→ **QUOTED TEXT**:

By John Helmer in Moscow

Oleg Deripaska, controlling shareholder of United Company Rusal, the world’s largest producer of primary aluminium, has reason to be an unhappy man. On Thursday evening, he called in a group of sympathetic reporters to explain how unhappy.

“You can sit a cat and dog next to each other,”he said, “but it’s unlikely you will get a family.” He is referring to Vladimir Potanin, the controlling shareholder of Norilsk Nickel, which Deripaska’s Rusal says it has been trying to take over for several months, only to be defeated by shareholder vote and the board of directors. According to the wire service text, Derripaska went on: “We have come to understand that Potanin has taken control of the company. If we find a basis to our claims our rights have been violated, we don’t rule out legal action.” Rejecting Potanin’s alliance with Metalloinvest, an iron-ore and steel group, controlled by Alisher Usmanov, Deripaska said: “A triple merger will never happen. It’s of no interest to us. We don’t see a future for ourselves in the steel business.”

In parallel, Rusal issued a public statement calling on the Russian regulatory authorities to intervene, and charge Potanin with concealing the extent of his shareholding in Norilsk Nickel. As evidence, Rusal repeated detail from an offer issued publicly early this week by Deripaska’s ally, and 14% stakeholder in Rusal, Mikhail Prokhorov. According to Rusal: “Vladimir Potanin’s Interros plans to buy a 16.66% stake in Norilsk Nickel from ONEXIM Group [Prokhorov]. When this deal is completed, Vladimir Potanin’s Interros could get control over a stake exceeding 30% and, according to Russian Federation legislation, will be obliged to make an offer and purchase the shares of the other shareholders of Norilsk Nickel.

Moreover, there are a number of factors, including the results of the voting at the Annual General Meeting of Norilsk Nickel’s shareholders, that indicate that Interros already controls a stake in Norilsk Nickel exceeding 30% and yet has not made a mandatory offer to minority shareholders to buy out their shares. This is a breach of Russian legislation and minority shareholders’ rights. We believe it is necessary that the Federal Financial Markets Service holds a detailed inspection of the shareholding structure of Norilsk Nickel to investigate the above-mentioned violations of the legislation and to protect the rights of minority shareholders.”

→ **GOALS**:
A - Decide whether each statement agrees with the article on Rusal and Norilsk Nickel, answering yes or no and quoting the deciding words: (i) Rusal is described as the world’s largest producer of primary aluminium; (ii) Deripaska said Rusal sees a future for itself in the steel business; (iii) Mikhail Prokhorov holds a 16.66% stake in Rusal.
B - From the article on Rusal and Norilsk Nickel, return the part that opens with the words containing "Oleg Deripaska, controlling" and closes with "explain how unhappy.".

→ **DATA EXCERPT**:
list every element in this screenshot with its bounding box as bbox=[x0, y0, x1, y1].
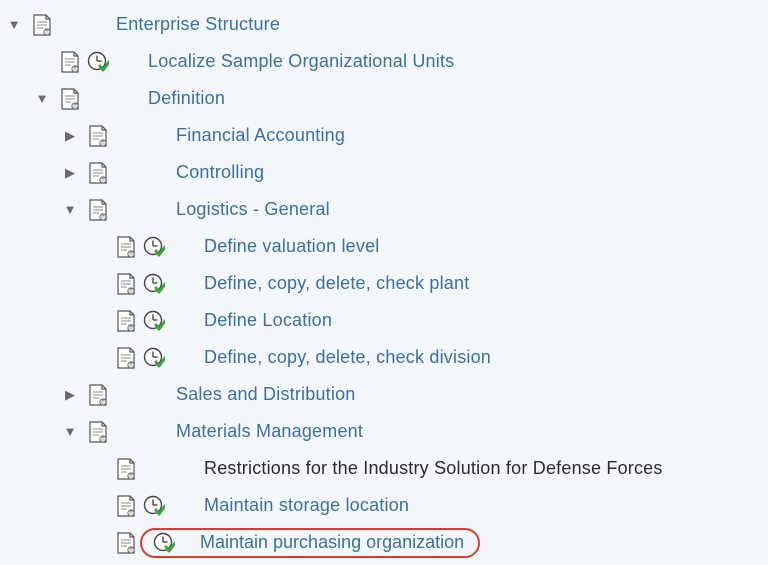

→ **WORKED ANSWERS**:
A -
(i) Yes: "the world’s largest producer of primary aluminium"
(ii) No: "We don’t see a future for ourselves in the steel business."
(iii) No: "14% stakeholder in Rusal"

B -
Oleg Deripaska, controlling shareholder of United Company Rusal, the world’s largest producer of primary aluminium, has reason to be an unhappy man. On Thursday evening, he called in a group of sympathetic reporters to explain how unhappy.